Instructions for the task - Filter the records below for the word "object". Copy each line that holds it.

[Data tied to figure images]
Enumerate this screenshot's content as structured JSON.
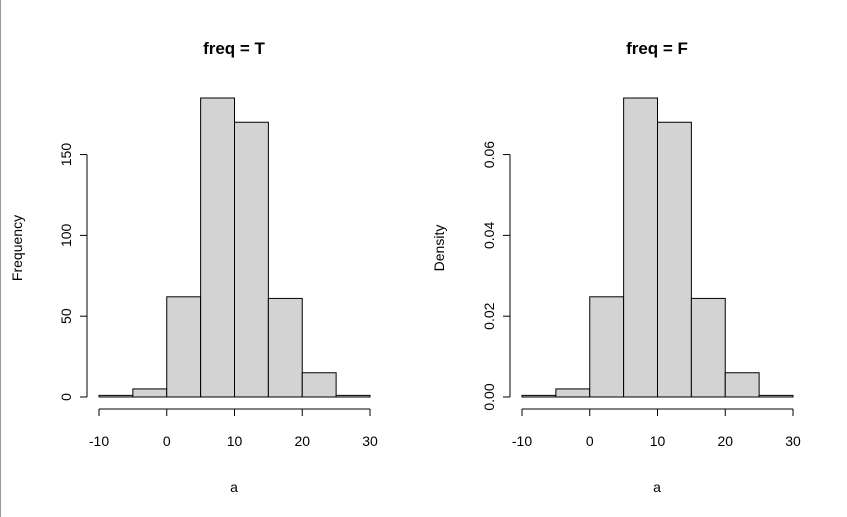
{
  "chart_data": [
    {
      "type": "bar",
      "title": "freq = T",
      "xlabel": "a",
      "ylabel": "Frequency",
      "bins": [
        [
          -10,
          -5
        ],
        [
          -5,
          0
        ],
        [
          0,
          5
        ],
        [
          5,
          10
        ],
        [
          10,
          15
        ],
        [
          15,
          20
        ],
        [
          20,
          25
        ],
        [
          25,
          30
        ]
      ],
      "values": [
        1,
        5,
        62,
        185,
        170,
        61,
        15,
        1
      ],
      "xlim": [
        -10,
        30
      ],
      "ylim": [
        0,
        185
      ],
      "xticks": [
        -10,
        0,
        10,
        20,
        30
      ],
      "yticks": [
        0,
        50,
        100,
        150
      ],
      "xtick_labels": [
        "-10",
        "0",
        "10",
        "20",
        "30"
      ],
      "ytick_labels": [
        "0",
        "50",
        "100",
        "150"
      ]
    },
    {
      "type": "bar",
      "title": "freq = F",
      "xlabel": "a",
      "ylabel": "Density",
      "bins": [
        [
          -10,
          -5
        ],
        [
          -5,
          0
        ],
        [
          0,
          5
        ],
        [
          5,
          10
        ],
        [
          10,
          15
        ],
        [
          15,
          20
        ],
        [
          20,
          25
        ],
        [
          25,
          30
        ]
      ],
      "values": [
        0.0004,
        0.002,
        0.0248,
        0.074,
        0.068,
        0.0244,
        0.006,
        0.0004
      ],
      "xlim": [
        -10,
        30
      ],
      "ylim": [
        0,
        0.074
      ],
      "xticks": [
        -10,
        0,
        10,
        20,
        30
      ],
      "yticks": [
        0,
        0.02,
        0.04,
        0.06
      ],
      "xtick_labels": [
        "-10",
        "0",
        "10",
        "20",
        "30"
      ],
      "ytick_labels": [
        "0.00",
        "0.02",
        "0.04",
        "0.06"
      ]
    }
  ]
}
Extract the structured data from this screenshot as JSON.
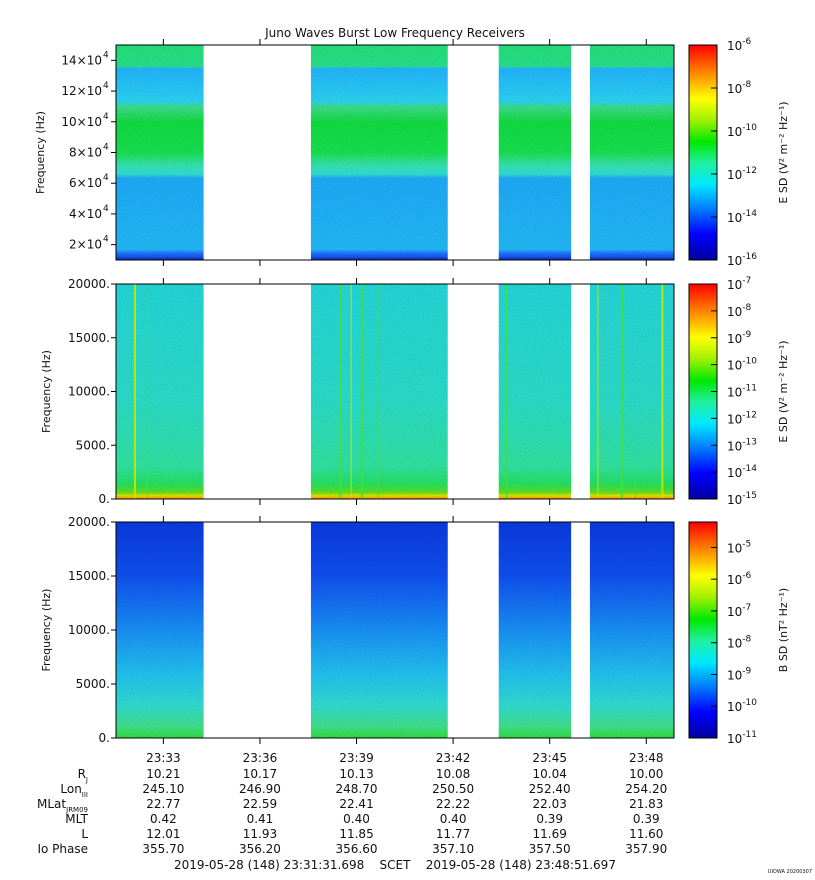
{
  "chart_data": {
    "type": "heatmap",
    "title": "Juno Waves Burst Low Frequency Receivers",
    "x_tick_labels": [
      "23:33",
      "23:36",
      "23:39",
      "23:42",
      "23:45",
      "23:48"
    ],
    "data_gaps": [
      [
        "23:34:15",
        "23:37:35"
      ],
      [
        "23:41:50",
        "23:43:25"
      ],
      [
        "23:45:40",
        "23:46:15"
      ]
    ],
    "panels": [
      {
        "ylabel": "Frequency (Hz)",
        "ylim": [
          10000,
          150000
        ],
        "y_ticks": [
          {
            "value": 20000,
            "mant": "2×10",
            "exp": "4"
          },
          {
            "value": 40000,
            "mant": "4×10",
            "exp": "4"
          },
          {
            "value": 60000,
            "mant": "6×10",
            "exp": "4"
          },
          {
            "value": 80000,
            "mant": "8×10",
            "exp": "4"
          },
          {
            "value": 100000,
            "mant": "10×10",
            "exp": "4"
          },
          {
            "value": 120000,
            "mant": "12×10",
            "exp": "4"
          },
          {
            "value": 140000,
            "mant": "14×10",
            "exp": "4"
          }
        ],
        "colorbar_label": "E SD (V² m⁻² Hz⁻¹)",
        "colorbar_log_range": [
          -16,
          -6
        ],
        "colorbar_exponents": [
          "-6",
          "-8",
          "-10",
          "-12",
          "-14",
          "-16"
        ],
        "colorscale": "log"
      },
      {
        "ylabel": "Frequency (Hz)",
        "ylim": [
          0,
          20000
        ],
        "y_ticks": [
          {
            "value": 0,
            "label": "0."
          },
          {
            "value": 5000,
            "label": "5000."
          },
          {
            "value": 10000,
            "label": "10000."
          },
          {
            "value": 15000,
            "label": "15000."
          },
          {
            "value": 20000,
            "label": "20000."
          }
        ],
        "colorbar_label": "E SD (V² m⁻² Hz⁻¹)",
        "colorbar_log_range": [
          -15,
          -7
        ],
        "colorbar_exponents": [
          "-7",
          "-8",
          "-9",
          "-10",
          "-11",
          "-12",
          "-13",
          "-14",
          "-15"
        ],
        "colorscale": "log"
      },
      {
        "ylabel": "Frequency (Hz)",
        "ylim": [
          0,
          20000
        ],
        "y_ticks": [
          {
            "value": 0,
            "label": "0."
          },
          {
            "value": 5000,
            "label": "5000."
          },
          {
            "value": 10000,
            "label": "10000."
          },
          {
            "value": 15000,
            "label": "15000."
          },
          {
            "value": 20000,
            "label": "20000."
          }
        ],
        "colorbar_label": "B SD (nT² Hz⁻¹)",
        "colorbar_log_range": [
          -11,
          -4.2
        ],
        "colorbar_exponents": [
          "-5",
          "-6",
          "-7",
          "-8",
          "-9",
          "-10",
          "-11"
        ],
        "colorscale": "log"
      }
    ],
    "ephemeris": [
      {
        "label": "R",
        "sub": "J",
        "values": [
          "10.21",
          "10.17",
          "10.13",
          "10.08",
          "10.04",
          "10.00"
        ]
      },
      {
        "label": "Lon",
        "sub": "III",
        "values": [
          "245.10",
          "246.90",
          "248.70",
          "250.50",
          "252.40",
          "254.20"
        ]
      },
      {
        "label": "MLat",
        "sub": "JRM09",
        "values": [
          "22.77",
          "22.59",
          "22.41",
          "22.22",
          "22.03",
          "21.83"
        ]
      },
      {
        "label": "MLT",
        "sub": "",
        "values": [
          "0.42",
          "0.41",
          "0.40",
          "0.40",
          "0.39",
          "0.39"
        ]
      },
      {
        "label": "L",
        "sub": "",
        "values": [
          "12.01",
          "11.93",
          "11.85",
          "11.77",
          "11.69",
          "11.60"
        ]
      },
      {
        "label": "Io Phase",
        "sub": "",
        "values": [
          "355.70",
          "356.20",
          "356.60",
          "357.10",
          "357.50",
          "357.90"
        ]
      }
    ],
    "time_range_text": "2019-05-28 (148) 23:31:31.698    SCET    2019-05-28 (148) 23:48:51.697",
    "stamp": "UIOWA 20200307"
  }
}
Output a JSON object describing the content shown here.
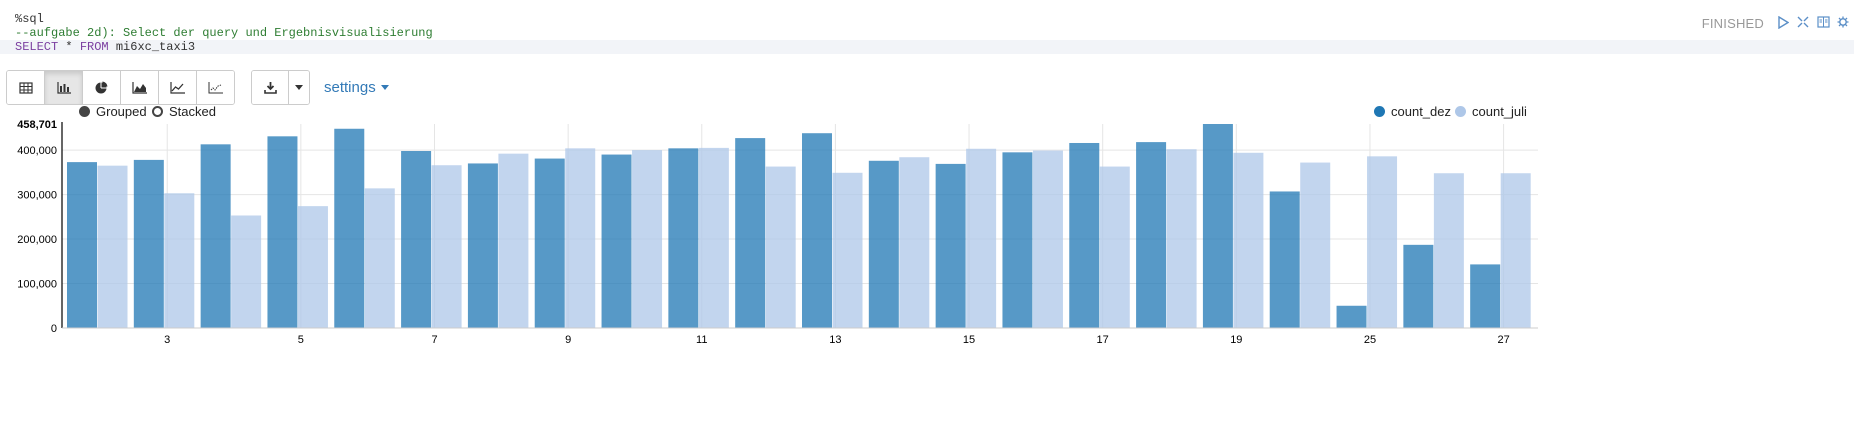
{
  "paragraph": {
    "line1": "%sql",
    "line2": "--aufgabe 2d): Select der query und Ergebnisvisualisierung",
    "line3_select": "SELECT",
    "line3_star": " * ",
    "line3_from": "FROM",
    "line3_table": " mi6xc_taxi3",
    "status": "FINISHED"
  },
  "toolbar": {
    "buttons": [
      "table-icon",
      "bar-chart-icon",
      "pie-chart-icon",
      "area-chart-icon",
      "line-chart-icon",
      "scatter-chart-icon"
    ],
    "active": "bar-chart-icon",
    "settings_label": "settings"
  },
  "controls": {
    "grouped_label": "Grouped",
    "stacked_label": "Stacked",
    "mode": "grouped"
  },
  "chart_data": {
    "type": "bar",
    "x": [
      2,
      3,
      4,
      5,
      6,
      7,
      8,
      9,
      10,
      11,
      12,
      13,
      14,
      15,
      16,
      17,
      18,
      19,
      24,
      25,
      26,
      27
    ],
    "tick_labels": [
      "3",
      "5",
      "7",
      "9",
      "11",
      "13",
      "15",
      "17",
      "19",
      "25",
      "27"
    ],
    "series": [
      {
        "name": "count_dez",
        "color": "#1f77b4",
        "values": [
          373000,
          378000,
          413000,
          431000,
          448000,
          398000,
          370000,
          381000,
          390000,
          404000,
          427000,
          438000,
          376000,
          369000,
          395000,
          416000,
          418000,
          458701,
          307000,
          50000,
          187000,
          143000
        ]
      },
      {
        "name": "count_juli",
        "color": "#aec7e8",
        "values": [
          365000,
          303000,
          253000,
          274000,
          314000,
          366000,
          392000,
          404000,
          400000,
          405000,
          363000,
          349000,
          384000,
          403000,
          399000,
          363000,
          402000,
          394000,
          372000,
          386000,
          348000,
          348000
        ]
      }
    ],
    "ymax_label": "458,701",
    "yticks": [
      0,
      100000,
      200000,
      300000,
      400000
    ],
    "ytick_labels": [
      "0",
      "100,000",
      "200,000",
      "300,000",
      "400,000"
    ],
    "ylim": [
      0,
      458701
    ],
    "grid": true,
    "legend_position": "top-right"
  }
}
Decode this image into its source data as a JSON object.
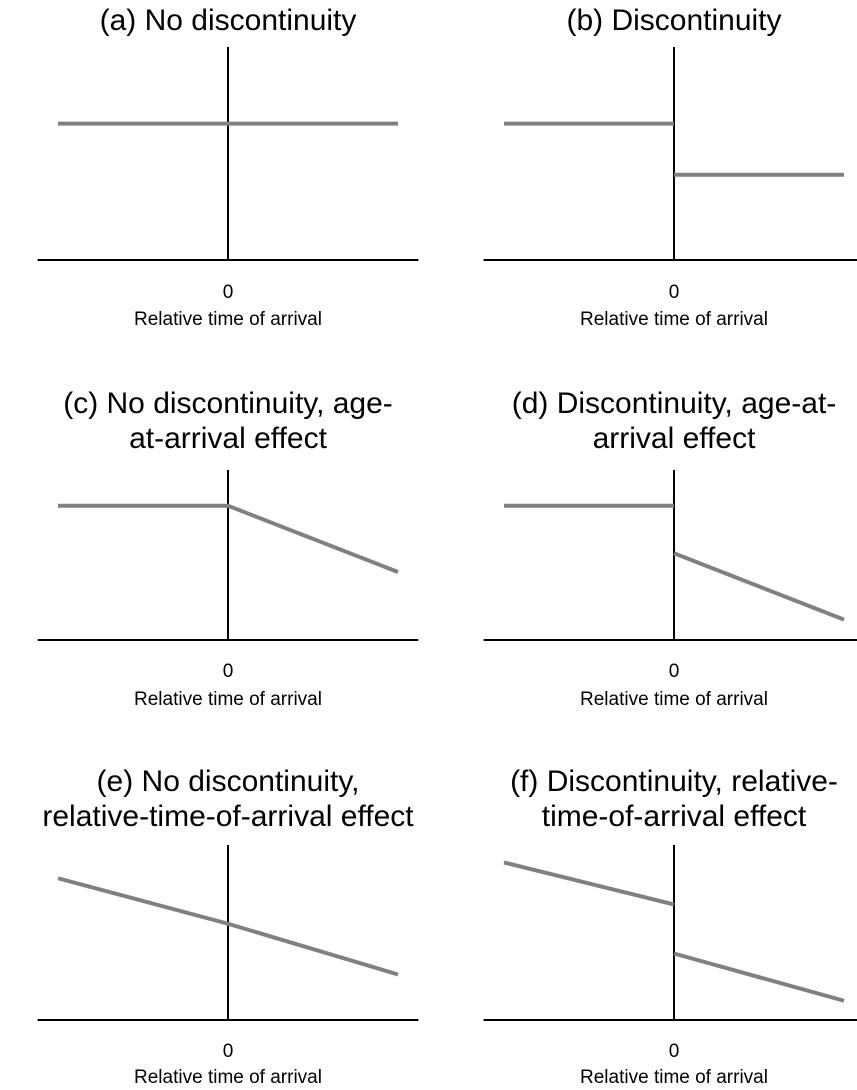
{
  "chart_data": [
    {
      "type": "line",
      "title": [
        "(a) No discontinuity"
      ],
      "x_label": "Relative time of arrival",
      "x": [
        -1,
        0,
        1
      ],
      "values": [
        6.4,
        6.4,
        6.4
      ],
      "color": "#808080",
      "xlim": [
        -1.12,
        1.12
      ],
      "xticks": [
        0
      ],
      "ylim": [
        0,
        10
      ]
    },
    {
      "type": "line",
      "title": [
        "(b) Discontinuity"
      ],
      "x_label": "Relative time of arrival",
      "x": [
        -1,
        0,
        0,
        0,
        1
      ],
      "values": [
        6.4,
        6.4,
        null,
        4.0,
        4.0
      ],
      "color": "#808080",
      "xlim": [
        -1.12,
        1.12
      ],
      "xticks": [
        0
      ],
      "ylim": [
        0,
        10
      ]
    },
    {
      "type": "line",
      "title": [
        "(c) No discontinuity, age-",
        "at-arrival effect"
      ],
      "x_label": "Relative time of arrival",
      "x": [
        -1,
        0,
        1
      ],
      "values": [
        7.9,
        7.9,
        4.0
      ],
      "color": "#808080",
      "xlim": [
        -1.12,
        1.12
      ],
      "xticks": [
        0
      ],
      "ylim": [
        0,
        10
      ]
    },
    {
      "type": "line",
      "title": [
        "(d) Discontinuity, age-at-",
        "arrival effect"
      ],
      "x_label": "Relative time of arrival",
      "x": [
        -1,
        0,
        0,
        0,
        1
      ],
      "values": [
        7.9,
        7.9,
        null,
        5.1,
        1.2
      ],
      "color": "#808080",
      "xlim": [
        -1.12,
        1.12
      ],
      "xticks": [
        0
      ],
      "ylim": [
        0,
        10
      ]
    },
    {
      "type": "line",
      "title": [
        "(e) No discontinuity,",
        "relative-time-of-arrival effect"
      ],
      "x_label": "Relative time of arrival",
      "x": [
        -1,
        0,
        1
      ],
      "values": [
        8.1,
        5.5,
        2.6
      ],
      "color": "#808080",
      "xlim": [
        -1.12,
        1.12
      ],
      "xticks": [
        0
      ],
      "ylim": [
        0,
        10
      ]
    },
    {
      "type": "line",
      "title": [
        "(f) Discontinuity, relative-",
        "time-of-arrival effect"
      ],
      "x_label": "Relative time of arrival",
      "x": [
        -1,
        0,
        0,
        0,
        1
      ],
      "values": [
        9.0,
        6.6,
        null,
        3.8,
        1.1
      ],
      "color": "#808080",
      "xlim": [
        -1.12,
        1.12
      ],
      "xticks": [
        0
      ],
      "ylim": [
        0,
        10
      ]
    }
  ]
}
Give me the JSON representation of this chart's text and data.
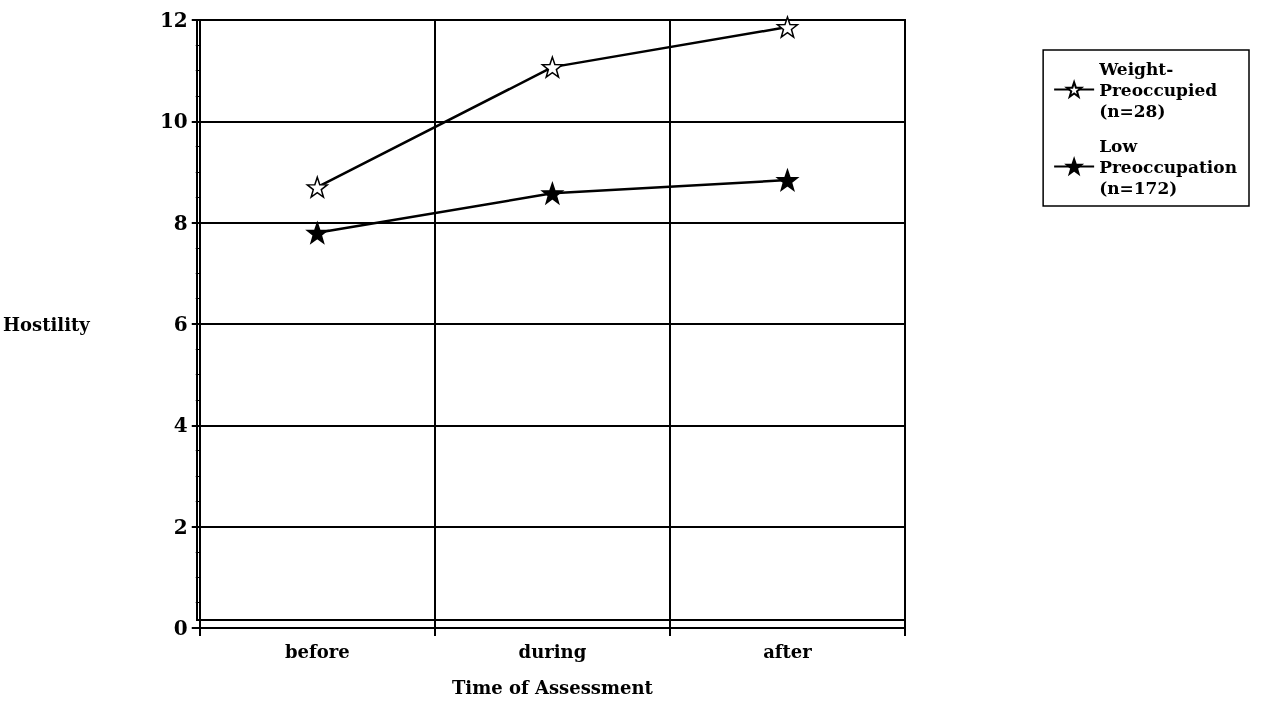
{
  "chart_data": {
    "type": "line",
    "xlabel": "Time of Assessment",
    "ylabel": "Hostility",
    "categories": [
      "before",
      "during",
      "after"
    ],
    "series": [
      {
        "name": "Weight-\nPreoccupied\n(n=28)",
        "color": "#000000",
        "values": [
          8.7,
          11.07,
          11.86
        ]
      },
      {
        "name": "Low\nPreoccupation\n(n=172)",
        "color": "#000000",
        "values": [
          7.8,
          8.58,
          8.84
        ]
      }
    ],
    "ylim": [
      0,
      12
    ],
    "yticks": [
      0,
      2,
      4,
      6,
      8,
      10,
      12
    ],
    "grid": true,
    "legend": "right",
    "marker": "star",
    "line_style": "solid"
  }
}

Task response -
Output a JSON object describing the content shown here.
Decode this image into its source data as a JSON object.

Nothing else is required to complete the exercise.